▸ **What the task asks**
Could you copy the material verbatim, beginning at its very first line and stopping after the line that contains "arrow-to-tv (360, 155, 420, 211)", with that line included?

----------

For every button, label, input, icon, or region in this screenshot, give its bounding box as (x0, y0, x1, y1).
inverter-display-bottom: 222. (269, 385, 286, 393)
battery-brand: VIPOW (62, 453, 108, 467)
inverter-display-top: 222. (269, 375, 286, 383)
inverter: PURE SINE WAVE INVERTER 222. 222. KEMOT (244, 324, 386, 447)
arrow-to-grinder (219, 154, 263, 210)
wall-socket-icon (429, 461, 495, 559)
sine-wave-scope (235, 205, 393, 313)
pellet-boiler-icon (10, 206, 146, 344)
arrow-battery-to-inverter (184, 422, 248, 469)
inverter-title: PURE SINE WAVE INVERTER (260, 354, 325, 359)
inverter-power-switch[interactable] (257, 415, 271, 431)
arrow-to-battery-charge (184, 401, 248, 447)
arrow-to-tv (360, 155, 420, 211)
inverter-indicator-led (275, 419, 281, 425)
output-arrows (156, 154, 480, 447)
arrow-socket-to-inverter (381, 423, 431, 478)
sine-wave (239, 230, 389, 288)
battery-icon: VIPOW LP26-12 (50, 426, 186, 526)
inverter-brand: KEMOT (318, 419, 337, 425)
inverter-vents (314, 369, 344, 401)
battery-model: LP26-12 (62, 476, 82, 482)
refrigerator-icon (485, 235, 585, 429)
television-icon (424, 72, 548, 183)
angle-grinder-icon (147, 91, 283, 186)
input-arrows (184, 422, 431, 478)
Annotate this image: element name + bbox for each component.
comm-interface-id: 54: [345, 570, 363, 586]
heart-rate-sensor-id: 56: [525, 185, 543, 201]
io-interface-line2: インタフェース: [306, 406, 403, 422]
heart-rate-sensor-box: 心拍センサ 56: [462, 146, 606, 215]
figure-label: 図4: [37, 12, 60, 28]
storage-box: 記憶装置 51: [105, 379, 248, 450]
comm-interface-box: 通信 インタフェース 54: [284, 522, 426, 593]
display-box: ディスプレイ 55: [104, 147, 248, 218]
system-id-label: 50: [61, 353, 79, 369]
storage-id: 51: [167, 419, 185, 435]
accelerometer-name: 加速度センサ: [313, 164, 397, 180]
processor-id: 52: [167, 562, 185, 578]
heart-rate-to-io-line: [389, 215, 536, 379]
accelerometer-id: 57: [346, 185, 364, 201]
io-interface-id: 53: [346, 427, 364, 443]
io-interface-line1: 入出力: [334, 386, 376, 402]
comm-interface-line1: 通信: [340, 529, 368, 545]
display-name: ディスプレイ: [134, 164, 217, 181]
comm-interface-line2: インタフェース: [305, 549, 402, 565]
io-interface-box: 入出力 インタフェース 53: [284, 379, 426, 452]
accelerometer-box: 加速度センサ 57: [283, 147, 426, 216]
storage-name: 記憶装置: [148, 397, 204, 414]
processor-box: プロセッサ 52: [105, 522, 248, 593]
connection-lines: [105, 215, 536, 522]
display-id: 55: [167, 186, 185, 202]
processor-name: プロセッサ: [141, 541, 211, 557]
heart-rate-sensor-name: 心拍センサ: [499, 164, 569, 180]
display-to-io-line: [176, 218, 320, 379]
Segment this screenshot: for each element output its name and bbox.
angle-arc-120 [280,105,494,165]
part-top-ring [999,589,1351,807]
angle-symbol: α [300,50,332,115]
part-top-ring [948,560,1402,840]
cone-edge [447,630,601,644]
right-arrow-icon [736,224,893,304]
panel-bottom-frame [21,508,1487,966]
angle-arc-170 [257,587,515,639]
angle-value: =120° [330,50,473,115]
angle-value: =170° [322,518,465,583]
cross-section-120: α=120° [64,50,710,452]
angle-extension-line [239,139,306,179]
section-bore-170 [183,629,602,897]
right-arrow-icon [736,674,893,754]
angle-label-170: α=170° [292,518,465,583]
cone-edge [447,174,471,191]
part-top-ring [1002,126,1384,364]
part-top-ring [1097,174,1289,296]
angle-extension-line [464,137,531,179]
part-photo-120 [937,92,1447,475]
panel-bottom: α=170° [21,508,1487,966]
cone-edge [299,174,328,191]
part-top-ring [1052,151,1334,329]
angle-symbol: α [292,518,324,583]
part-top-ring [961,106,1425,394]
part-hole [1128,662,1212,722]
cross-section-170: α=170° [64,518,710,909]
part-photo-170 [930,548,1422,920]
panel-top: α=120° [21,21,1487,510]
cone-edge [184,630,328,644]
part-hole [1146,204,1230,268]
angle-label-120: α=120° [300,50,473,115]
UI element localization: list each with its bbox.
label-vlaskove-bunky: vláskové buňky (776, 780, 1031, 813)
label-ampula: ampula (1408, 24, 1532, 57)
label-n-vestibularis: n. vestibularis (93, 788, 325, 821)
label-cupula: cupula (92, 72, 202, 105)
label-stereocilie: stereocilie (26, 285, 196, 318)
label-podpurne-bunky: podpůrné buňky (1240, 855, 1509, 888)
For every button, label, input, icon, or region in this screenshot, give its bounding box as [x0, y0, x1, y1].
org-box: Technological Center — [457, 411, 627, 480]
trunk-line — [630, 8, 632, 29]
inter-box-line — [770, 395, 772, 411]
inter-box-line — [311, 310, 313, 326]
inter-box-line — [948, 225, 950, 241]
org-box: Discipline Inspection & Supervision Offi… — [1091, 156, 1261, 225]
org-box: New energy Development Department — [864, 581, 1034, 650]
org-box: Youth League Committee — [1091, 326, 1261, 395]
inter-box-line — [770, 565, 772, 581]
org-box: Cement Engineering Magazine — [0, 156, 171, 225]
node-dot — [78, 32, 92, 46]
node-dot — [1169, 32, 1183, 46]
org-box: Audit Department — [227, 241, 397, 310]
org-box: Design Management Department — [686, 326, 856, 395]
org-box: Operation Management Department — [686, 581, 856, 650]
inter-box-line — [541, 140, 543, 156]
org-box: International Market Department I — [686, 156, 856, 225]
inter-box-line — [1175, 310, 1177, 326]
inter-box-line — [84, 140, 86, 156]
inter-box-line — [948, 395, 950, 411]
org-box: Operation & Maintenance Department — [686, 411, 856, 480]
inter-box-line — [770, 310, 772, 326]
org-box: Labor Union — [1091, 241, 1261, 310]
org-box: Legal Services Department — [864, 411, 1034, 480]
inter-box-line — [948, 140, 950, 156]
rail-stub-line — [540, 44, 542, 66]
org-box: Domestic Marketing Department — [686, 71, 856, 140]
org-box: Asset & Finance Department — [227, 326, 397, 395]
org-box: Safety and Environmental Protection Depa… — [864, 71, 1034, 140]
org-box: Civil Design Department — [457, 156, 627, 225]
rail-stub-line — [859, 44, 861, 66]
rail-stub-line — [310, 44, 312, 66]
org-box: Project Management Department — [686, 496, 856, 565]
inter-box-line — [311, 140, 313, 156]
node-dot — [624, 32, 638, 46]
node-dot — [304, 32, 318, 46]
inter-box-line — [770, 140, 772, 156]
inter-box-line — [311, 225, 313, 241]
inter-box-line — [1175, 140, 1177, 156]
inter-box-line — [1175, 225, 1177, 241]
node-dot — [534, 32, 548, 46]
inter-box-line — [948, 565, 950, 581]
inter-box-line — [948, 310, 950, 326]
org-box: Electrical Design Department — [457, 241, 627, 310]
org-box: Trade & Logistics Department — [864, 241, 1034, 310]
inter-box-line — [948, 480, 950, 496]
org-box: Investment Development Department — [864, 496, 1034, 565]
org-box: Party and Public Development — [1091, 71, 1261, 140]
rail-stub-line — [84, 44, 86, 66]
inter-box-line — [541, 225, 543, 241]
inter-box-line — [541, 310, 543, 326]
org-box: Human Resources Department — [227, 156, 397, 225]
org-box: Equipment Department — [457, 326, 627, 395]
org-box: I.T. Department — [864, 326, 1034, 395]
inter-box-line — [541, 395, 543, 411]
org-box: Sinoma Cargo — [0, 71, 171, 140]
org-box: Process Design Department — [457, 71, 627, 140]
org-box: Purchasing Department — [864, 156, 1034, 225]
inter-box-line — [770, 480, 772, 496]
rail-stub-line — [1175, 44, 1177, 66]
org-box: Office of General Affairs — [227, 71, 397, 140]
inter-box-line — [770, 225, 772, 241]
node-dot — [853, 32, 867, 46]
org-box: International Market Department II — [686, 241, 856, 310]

----------

▸ **Full answer**
For every button, label, input, icon, or region in this screenshot, give its bounding box as (x0, y0, x1, y1).
inverter-display-bottom: 222. (269, 385, 286, 393)
battery-brand: VIPOW (62, 453, 108, 467)
inverter-display-top: 222. (269, 375, 286, 383)
inverter: PURE SINE WAVE INVERTER 222. 222. KEMOT (244, 324, 386, 447)
arrow-to-grinder (219, 154, 263, 210)
wall-socket-icon (429, 461, 495, 559)
sine-wave-scope (235, 205, 393, 313)
pellet-boiler-icon (10, 206, 146, 344)
arrow-battery-to-inverter (184, 422, 248, 469)
inverter-title: PURE SINE WAVE INVERTER (260, 354, 325, 359)
inverter-power-switch[interactable] (257, 415, 271, 431)
arrow-to-battery-charge (184, 401, 248, 447)
arrow-to-tv (360, 155, 420, 211)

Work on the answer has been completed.